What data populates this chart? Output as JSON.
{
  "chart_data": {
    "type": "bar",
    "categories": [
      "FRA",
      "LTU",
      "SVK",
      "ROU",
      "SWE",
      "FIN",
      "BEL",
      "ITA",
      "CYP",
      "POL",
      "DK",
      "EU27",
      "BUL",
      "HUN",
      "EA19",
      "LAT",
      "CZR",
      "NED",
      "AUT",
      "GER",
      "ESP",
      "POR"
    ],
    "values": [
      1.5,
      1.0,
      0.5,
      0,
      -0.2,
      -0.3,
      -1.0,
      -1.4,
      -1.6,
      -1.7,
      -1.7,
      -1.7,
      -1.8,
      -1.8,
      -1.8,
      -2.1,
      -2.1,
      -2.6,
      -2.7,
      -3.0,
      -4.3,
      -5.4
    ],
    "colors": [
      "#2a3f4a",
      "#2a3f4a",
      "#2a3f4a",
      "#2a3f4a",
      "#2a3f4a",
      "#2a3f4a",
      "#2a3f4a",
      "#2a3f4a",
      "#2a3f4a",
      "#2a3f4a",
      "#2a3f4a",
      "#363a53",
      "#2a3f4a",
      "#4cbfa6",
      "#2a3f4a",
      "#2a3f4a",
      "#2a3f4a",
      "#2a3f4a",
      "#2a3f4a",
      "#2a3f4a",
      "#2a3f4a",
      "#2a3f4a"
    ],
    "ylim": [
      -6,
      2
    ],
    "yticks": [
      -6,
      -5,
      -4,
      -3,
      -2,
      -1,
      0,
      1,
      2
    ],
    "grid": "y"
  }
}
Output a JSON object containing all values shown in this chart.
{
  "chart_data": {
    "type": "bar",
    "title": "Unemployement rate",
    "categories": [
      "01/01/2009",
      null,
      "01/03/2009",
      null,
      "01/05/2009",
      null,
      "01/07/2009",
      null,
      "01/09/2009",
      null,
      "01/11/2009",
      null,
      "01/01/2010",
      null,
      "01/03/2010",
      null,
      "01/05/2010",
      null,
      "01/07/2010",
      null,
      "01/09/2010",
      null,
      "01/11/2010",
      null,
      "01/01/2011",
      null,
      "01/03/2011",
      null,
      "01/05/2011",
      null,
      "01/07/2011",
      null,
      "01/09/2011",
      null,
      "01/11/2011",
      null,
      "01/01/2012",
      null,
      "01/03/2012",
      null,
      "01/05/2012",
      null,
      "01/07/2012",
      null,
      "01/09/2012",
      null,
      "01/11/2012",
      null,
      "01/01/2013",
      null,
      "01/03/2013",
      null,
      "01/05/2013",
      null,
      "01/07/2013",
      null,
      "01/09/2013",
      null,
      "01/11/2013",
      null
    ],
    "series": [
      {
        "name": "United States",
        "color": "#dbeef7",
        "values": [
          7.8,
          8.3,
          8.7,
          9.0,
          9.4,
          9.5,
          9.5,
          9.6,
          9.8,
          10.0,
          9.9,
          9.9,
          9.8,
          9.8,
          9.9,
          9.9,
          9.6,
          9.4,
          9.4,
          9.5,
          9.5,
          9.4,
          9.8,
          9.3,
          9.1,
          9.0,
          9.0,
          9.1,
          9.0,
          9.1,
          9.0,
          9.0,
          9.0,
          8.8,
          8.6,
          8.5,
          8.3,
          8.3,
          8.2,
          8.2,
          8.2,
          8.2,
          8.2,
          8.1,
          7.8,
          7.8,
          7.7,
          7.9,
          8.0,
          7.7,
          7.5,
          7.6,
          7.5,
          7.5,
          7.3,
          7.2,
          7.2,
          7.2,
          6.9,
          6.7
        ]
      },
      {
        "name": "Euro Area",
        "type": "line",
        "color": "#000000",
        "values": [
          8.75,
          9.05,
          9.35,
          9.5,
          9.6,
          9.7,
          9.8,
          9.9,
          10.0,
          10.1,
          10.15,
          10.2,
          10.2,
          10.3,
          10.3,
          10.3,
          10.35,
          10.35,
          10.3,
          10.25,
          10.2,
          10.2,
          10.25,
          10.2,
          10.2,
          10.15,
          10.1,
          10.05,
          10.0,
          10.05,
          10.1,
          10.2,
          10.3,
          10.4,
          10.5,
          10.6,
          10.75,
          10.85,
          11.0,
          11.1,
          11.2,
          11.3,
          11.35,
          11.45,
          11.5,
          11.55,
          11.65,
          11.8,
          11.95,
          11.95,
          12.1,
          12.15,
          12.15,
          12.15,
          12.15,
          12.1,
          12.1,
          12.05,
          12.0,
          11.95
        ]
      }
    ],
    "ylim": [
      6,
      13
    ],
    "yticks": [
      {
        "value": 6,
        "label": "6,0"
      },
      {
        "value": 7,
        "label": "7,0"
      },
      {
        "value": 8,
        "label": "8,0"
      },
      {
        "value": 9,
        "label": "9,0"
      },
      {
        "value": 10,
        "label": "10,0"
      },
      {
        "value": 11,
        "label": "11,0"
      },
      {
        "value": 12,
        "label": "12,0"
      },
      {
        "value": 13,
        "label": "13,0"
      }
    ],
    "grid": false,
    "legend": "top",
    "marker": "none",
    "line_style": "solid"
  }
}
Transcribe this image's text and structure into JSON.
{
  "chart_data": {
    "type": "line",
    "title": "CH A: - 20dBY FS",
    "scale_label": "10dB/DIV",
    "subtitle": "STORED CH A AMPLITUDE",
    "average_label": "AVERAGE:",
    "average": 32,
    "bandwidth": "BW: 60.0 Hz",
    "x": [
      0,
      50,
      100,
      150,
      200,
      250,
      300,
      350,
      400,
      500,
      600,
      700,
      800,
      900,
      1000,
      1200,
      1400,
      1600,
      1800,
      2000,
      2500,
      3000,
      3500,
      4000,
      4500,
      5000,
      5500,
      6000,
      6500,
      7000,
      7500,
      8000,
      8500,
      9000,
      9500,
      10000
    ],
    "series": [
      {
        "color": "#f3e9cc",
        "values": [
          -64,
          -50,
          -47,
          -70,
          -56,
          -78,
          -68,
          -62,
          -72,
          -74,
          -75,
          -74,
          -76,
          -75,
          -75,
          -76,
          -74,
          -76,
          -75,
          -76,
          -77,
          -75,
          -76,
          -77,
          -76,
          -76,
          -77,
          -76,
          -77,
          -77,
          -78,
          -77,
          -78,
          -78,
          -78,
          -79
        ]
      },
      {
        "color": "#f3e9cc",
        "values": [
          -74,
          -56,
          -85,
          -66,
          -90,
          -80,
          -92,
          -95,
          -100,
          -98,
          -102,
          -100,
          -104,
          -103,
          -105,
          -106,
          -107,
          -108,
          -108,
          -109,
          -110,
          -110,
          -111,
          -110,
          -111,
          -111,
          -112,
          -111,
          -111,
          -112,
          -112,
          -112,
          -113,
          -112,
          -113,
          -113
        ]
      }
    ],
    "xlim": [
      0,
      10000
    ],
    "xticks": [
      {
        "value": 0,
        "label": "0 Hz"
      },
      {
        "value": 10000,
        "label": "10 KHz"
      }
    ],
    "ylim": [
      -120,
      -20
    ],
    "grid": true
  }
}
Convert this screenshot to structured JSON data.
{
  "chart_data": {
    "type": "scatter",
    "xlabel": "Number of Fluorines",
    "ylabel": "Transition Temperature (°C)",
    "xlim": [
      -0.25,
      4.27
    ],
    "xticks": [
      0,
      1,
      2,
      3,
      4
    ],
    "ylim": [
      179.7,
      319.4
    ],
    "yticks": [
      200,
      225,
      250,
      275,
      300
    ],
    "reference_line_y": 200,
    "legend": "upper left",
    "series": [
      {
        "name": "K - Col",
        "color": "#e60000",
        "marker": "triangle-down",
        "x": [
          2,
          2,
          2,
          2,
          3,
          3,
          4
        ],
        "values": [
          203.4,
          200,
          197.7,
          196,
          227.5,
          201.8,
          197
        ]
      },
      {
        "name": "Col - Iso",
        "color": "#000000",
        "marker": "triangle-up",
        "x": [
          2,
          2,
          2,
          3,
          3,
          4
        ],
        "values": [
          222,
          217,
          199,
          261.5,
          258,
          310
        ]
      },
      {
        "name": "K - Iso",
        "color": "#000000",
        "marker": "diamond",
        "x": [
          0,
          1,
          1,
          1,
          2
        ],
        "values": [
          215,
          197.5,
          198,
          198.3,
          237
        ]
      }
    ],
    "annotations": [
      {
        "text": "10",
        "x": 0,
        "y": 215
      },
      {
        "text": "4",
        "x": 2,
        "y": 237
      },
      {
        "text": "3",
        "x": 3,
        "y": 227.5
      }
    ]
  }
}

- **Problem to work on**
What is the number of lines in the listing above that contain the string "marker"? Give only the number.

- **Response to the task**
4